> [WHAT IS REQUIRED]:
Pick out each line of the records in which the word "subtitle" appears.

> [DATA SUPPLIED]:
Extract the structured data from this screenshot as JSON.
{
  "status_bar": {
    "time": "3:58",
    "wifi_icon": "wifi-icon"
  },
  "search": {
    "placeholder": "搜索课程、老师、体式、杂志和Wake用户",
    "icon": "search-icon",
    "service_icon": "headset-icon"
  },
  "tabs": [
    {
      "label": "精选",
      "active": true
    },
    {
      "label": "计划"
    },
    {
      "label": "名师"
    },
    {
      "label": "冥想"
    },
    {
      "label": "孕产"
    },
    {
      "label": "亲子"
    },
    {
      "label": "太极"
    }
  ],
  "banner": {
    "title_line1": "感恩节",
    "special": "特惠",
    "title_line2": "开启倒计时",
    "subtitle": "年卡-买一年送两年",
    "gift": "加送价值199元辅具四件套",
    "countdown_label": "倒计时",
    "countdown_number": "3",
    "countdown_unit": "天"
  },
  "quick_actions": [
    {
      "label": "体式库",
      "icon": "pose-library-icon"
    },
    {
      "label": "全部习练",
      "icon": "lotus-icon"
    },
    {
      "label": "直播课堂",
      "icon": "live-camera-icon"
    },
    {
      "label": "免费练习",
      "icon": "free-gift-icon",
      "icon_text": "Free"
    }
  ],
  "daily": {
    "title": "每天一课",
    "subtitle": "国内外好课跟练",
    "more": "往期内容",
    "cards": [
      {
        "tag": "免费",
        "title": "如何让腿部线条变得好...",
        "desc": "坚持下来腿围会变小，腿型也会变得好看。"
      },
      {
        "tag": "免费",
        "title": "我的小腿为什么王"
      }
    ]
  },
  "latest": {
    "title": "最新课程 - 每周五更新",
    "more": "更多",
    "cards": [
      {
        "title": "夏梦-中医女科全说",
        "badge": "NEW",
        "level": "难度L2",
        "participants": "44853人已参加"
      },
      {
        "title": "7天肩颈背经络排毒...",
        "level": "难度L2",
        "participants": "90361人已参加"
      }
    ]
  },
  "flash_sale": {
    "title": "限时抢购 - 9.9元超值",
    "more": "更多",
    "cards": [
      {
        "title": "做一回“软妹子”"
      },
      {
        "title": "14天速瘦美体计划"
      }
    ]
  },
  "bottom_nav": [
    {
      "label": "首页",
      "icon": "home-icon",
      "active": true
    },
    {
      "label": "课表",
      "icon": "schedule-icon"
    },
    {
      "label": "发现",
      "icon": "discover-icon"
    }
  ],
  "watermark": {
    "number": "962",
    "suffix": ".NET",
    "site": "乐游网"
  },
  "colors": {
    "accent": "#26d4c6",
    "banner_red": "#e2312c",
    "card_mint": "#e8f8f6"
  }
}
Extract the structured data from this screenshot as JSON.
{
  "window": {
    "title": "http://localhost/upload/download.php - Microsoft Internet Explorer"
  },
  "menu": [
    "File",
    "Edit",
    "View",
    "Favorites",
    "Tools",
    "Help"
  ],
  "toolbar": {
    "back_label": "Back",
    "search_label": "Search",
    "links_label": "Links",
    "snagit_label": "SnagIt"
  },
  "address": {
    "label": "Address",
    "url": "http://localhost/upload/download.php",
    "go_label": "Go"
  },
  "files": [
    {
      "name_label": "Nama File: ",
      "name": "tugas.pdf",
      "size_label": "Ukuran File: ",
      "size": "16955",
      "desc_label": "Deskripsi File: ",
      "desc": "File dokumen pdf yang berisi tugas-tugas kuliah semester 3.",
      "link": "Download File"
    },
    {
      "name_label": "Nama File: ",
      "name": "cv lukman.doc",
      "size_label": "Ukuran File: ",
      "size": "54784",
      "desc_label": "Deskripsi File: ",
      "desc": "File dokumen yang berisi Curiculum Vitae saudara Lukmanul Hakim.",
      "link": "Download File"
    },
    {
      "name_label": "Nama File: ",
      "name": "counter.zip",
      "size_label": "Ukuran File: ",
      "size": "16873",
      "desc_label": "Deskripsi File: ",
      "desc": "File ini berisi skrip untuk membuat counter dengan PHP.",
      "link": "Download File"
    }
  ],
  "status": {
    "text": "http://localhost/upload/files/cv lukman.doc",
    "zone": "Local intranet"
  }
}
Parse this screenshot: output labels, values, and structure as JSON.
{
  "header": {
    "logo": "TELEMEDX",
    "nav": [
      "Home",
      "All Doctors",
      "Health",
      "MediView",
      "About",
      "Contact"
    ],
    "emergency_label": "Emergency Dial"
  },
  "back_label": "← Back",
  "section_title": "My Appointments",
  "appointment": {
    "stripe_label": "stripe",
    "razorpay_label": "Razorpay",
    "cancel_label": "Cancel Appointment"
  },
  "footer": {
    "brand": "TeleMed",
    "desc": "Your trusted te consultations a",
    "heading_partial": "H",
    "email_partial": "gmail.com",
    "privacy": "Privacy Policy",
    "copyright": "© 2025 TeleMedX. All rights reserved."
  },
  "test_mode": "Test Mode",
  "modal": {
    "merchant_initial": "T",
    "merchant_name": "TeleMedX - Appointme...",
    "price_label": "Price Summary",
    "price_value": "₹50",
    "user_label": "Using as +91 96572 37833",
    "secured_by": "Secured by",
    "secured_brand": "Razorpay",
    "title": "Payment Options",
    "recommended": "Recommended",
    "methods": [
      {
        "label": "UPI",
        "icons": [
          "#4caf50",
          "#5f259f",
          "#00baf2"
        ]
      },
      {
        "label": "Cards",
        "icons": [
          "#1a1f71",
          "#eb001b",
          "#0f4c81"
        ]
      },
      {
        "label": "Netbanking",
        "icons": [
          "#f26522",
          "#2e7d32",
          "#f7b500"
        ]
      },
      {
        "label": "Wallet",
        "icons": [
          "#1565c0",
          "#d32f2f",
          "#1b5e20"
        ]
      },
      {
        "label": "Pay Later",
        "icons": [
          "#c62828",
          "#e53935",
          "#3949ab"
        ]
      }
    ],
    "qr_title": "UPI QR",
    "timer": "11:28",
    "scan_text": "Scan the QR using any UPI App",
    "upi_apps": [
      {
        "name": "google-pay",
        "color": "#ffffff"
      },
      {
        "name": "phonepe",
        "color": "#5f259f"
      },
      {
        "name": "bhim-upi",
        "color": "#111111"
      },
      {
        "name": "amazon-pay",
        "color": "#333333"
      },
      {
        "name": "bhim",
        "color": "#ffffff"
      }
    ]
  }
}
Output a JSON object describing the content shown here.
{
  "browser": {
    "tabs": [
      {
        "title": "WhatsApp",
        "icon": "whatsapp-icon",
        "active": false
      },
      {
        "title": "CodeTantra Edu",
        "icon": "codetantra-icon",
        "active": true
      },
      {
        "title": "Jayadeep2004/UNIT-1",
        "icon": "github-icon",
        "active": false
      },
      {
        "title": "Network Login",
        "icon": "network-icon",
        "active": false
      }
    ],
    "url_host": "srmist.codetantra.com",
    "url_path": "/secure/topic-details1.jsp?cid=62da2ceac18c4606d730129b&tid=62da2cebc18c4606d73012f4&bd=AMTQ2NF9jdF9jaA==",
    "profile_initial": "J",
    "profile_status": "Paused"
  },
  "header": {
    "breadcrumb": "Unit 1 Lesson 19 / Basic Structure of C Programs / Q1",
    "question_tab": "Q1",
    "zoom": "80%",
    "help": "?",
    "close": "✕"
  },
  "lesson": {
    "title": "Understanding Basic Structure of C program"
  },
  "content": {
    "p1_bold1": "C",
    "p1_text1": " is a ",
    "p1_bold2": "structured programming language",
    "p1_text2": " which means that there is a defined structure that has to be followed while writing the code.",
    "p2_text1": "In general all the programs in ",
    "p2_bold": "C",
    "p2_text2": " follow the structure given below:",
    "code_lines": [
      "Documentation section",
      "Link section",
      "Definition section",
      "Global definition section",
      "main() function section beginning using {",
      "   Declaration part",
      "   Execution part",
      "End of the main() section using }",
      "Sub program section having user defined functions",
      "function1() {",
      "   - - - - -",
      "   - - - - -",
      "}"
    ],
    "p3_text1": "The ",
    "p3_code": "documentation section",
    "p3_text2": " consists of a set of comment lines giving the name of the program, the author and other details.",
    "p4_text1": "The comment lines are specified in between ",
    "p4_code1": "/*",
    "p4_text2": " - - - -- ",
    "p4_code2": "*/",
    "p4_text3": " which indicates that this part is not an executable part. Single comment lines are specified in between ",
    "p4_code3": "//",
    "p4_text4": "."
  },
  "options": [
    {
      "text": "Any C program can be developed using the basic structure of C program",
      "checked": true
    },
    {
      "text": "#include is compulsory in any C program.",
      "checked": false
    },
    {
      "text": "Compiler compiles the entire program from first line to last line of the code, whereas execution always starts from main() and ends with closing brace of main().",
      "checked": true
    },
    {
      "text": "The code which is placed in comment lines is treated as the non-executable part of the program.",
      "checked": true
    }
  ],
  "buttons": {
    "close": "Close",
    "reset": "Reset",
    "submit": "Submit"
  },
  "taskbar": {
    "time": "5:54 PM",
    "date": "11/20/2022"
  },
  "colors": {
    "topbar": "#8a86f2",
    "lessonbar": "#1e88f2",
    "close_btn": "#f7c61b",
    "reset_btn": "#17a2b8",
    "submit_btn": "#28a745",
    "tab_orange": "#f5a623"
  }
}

> [WRITTEN ANSWER]:
    "subtitle": "年卡-买一年送两年",
    "subtitle": "国内外好课跟练",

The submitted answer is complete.